• _PROBLEM TO SOLVE_: Please print the part of the London restaurant article starting at "A friend who’s" and ending at "may be disappointed.", word for word.

• _EXCERPTED TEXT_:
════════════════

London: the Disney World of restaurant scenes?



A friend who’s been living in Hong Kong is about to return to London, and he’s excited about rediscovering the capital’s restaurant scene. Hong Kong was all very well, he says – you could get just about any kind of cuisine you liked there. But it all felt a bit transplanted, a bit unreal, a bit “Disneyfied”. He’s looking forward to the “authentic” world of London dining.
I fear he may be disappointed.

Years ago I worked for a tour operator and spent a week on a ‘familiarisation trip’ to Disney World. (Yes, it was a massive jolly.) One afternoon I visited Epcot, one of the Disney World theme parks and home to the World Showcase, where you can ‘visit’ a re-creation of a random selection of countries, admire their national costumes, behold their national monuments – and eat their national cuisines.
At Epcot, Japan has the Katsura Grill, France has Les Halles Boulangerie Patisserie, and the UK has not one but two restaurants: the Rose & Crown Pub and Dining Room, and the Yorkshire County Fish Shop. Even the least cynical British visitor will struggle to resist a chuckle at all this, if not a sneer. Words such as ‘inauthentic’, ‘plastic’ and ‘clichéd’ will be muttered. And they may well be justified.

════════════════

• _ENTRIES_:
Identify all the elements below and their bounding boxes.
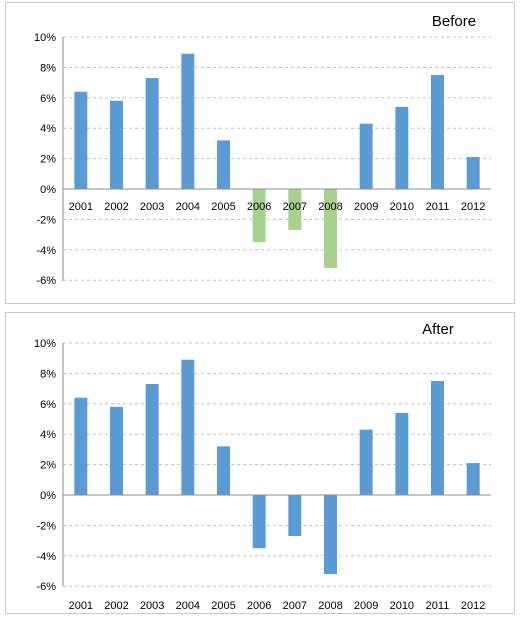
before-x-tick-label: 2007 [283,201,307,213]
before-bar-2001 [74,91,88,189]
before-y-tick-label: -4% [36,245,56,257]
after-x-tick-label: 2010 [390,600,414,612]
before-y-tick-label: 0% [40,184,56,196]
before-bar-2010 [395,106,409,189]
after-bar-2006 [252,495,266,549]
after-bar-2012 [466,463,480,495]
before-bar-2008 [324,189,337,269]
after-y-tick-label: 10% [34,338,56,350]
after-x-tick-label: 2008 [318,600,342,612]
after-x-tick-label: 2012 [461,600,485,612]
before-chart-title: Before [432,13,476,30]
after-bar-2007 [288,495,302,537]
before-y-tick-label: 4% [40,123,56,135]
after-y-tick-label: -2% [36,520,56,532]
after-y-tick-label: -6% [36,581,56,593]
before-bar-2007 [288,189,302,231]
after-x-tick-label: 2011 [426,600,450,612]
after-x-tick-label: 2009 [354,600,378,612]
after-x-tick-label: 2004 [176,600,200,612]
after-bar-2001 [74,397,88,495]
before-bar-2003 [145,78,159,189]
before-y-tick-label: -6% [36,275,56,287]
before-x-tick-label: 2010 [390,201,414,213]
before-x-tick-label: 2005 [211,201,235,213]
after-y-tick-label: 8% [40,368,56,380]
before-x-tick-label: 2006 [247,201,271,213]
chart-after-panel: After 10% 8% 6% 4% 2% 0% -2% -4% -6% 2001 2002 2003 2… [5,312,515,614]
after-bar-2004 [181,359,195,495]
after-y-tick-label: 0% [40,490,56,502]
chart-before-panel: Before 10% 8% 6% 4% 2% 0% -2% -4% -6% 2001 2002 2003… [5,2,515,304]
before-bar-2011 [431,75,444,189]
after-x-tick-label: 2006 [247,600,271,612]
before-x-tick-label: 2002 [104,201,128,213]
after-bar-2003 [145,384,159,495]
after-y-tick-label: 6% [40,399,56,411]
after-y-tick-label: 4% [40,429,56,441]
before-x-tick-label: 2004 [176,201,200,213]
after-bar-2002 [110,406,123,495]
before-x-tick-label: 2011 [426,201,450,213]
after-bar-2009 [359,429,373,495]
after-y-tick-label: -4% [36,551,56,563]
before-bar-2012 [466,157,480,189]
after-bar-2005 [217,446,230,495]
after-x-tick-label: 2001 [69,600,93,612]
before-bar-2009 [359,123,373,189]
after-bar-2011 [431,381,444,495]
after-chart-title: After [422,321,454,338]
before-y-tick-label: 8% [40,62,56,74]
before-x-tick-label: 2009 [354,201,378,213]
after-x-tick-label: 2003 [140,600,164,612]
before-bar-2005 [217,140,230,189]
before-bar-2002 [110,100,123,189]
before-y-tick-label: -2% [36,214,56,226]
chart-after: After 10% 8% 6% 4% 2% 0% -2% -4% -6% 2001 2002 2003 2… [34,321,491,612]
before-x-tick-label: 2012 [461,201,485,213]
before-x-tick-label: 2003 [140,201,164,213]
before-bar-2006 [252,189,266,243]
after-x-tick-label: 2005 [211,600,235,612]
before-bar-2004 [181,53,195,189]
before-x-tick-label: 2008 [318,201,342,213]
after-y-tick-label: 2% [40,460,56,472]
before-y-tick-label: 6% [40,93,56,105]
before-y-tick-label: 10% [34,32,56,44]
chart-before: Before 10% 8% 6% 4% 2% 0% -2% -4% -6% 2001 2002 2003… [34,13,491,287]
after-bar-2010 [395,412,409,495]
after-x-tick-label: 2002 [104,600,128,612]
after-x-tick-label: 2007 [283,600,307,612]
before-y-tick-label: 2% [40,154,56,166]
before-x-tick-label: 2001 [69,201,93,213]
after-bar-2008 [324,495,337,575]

════════════════

• _ANSWER_:
A friend who’s been living in Hong Kong is about to return to London, and he’s excited about rediscovering the capital’s restaurant scene. Hong Kong was all very well, he says – you could get just about any kind of cuisine you liked there. But it all felt a bit transplanted, a bit unreal, a bit “Disneyfied”. He’s looking forward to the “authentic” world of London dining.
I fear he may be disappointed.